▸ **Exercise task**
Show each line of the data below that contains the string "사이버다임". Case counts.

(Layout element annotations)

※ ※ ※

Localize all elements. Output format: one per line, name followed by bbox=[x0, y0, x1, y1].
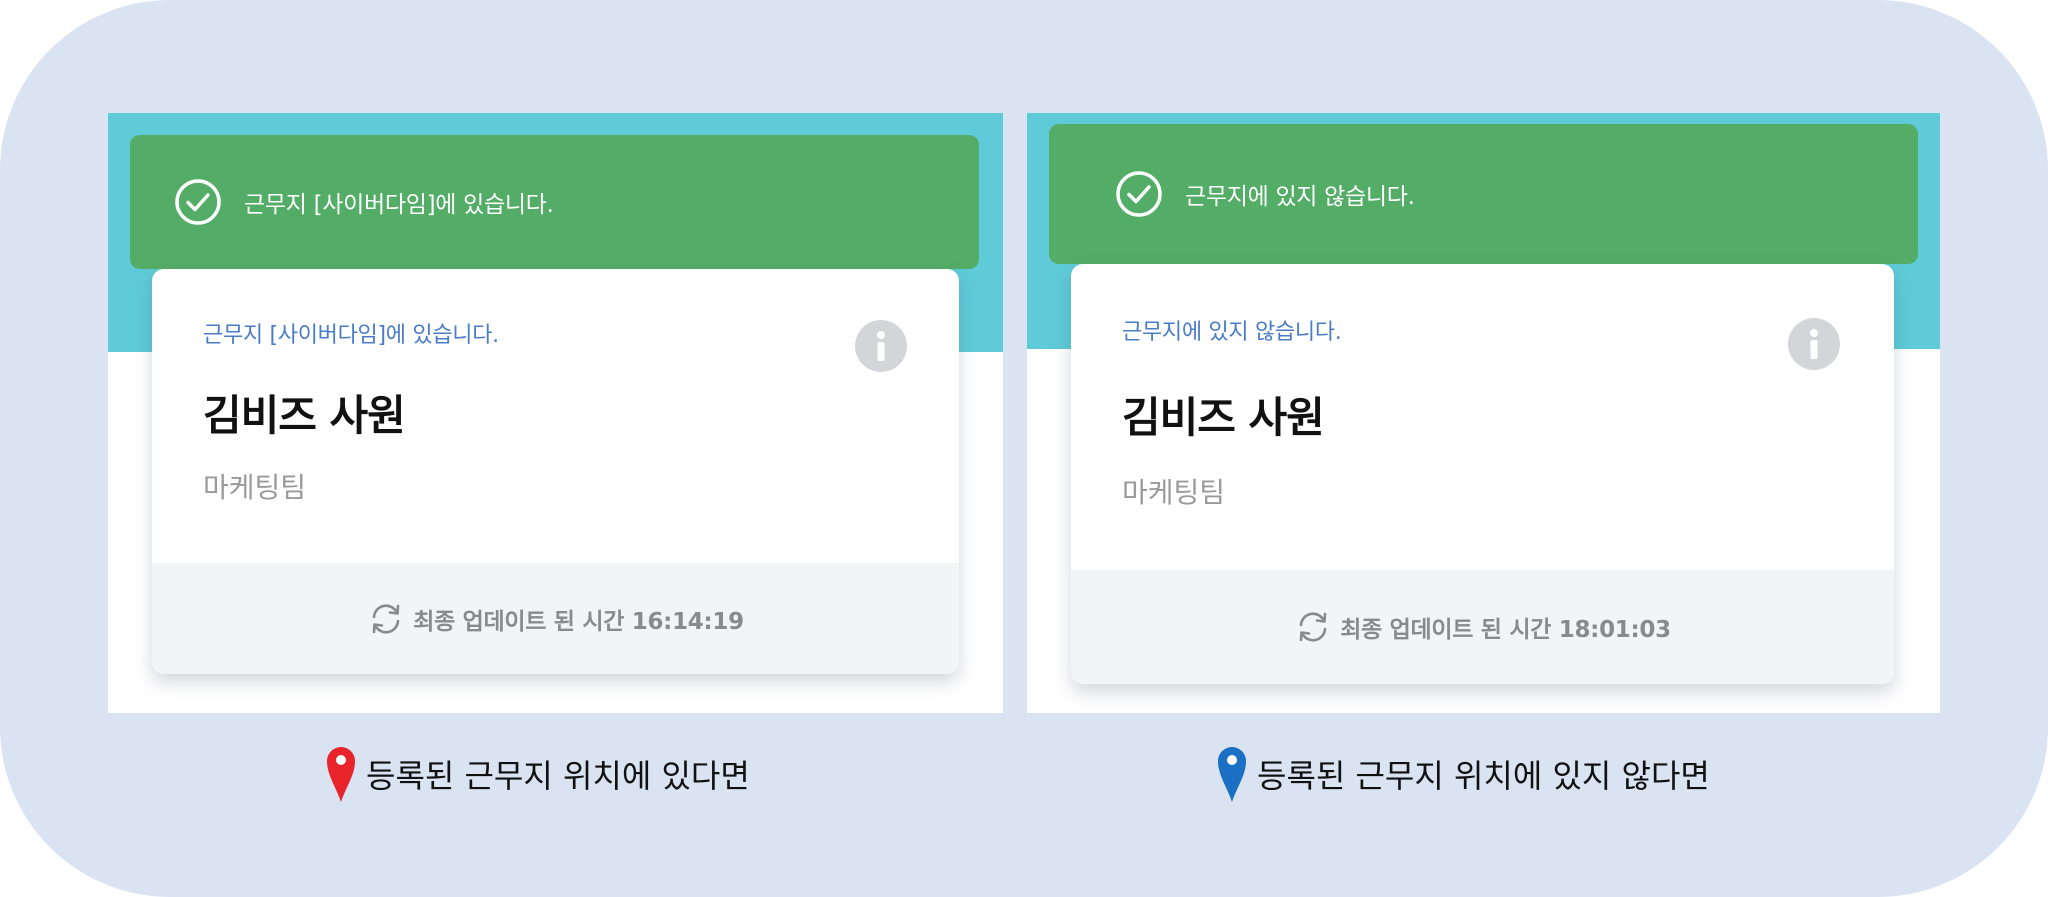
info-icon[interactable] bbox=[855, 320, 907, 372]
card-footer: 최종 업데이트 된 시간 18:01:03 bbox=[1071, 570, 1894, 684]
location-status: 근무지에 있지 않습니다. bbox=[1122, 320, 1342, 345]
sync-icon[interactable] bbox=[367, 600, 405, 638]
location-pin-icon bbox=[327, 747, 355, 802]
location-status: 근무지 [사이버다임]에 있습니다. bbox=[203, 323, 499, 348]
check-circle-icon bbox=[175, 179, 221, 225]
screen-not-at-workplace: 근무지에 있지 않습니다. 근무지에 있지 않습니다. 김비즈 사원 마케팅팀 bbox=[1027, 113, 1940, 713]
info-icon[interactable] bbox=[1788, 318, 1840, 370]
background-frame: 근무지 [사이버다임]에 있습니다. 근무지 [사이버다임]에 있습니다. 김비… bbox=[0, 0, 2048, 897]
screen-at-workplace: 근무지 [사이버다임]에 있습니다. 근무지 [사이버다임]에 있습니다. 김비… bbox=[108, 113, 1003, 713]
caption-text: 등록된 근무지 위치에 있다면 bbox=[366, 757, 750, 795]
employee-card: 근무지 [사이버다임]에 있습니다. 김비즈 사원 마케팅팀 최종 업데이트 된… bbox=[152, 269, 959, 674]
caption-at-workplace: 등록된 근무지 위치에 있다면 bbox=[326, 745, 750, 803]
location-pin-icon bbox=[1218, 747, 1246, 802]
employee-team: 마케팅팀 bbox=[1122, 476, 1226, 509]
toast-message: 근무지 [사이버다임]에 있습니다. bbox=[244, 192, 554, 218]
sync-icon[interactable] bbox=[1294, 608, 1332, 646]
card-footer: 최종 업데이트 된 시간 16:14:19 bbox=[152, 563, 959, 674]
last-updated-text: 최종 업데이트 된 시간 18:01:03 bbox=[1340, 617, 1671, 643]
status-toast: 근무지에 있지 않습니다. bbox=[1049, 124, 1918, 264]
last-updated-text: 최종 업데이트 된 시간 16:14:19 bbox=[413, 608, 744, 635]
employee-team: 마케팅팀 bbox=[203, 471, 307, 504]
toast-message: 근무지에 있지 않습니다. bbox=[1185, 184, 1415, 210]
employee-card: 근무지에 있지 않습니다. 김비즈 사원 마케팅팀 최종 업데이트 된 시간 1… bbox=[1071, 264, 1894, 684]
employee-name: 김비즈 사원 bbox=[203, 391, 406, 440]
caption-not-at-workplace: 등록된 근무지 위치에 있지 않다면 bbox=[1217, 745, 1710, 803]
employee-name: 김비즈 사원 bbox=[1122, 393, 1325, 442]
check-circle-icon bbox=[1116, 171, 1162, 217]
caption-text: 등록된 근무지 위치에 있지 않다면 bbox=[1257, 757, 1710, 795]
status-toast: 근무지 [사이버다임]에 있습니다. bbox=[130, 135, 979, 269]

※ ※ ※

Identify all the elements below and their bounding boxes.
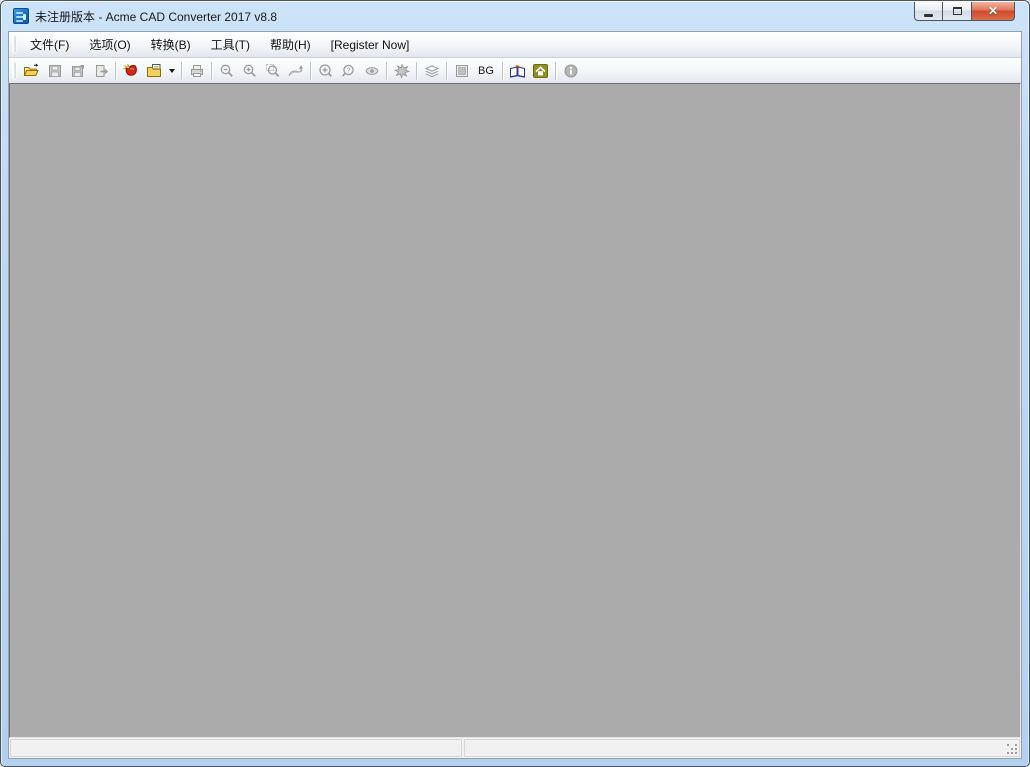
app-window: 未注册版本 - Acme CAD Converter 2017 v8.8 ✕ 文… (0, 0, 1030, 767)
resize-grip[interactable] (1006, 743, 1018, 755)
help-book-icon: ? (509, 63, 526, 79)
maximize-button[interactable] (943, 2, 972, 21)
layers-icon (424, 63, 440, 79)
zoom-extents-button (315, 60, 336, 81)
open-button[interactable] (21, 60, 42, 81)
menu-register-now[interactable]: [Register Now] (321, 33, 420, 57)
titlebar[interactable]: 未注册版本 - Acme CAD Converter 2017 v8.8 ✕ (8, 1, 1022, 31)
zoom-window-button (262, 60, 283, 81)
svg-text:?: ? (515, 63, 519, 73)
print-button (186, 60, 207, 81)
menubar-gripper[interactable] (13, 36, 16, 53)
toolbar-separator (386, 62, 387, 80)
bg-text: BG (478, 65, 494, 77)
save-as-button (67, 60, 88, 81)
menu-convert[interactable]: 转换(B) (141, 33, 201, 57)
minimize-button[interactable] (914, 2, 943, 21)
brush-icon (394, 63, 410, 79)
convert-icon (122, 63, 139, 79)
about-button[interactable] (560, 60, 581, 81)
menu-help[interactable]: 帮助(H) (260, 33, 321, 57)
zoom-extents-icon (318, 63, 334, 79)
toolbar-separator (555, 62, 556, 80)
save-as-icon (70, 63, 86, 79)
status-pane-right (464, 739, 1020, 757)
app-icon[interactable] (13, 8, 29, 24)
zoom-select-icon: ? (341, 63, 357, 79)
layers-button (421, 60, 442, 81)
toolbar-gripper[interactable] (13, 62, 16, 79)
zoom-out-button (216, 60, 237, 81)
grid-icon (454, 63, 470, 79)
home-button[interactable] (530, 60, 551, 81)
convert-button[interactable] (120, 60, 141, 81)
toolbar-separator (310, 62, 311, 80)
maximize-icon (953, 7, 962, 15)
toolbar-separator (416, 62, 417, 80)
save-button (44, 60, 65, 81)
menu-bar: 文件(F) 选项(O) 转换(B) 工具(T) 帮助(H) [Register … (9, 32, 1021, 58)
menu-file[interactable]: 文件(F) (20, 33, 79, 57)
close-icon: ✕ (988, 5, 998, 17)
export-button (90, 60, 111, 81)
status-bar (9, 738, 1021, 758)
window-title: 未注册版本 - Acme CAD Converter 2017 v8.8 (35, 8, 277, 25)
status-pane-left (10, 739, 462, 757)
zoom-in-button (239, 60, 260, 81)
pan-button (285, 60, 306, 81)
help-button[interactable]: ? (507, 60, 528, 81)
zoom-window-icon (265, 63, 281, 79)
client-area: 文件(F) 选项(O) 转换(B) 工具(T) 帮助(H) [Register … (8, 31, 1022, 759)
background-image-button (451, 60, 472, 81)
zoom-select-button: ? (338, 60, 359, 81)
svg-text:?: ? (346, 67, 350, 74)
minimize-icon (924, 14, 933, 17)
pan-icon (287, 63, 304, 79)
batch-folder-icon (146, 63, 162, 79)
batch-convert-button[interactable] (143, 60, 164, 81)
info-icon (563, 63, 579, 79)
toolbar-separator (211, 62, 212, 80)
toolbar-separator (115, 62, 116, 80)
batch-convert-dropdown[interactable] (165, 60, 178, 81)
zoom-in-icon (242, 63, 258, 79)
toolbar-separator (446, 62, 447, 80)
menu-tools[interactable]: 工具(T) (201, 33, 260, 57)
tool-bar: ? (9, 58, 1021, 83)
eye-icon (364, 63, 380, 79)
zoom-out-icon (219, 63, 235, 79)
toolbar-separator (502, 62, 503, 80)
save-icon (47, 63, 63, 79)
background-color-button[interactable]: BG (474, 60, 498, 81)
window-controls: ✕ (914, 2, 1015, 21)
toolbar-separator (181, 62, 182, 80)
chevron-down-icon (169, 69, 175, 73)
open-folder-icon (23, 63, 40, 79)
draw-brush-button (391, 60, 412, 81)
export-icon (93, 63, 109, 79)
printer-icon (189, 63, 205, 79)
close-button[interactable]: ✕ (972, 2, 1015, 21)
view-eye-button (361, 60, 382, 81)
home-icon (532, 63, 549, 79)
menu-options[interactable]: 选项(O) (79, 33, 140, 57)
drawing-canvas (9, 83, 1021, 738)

※ ※ ※

▸ **Complete response**
location-status: 근무지 [사이버다임]에 있습니다. bbox=[203, 323, 499, 348]
background-frame: 근무지 [사이버다임]에 있습니다. 근무지 [사이버다임]에 있습니다. 김비… bbox=[0, 0, 2048, 897]
screen-at-workplace: 근무지 [사이버다임]에 있습니다. 근무지 [사이버다임]에 있습니다. 김비… bbox=[108, 113, 1003, 713]
employee-card: 근무지 [사이버다임]에 있습니다. 김비즈 사원 마케팅팀 최종 업데이트 된… bbox=[152, 269, 959, 674]
toast-message: 근무지 [사이버다임]에 있습니다. bbox=[244, 192, 554, 218]
status-toast: 근무지 [사이버다임]에 있습니다. bbox=[130, 135, 979, 269]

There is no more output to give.